··· DATA ···

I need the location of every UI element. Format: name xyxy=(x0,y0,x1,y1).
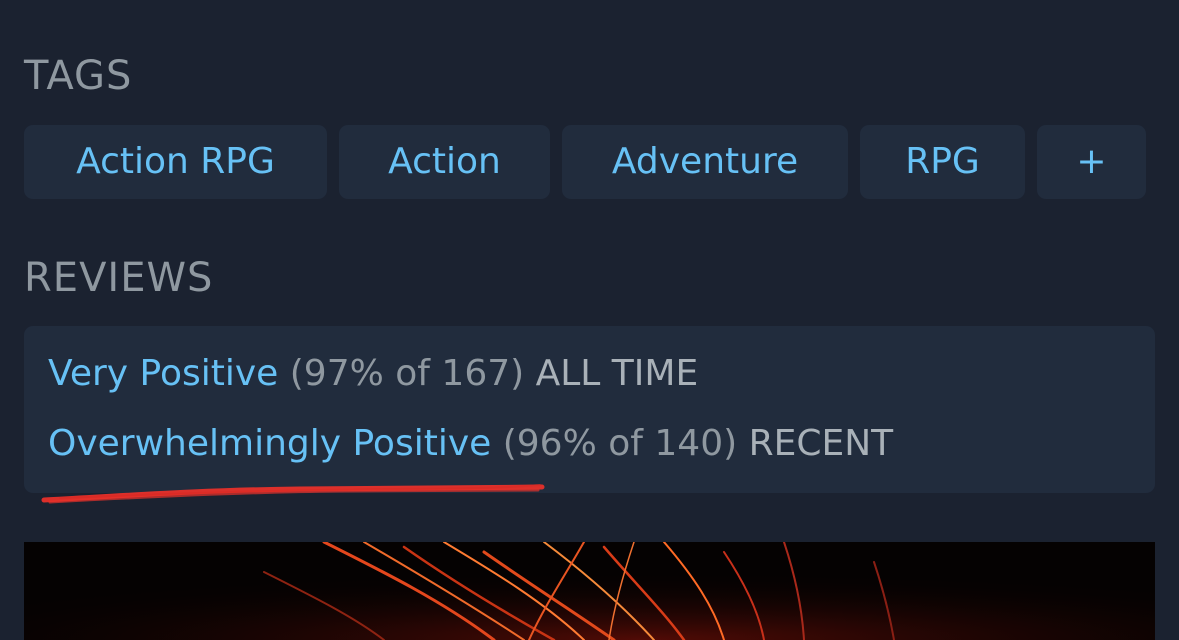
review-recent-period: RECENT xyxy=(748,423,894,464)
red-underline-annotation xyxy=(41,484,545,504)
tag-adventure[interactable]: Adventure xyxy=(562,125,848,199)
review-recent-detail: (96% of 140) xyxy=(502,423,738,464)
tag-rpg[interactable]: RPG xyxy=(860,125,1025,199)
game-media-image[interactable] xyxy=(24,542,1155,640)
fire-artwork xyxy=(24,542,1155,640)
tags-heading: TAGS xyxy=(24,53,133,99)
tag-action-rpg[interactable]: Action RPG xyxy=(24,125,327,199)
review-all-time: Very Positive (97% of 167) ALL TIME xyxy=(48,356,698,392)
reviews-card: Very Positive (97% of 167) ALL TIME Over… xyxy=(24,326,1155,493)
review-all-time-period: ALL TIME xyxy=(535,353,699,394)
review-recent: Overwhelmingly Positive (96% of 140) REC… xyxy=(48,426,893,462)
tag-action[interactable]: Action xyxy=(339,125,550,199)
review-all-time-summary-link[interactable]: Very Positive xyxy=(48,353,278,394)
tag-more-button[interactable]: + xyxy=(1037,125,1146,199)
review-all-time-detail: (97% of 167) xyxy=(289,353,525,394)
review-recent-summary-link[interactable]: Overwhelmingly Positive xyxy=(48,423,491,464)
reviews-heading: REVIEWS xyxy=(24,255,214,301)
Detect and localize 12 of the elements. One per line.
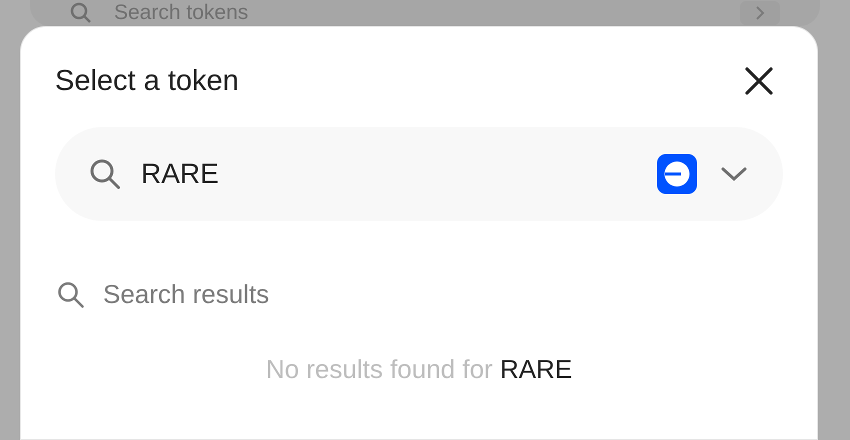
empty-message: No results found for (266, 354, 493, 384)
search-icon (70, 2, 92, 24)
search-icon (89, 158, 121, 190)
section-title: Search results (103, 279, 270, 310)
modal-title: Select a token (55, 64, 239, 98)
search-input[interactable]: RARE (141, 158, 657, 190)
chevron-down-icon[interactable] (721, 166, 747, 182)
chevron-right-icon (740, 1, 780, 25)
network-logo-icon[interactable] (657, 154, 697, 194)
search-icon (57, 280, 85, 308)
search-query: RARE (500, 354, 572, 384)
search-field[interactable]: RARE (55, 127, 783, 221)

···

* INSTRUCTION
List every line in the items above that contains the string "chevron". Case counts.

* PROBLEM SOLUTION
chevron-down-icon[interactable] (721, 166, 747, 182)
chevron-right-icon (740, 1, 780, 25)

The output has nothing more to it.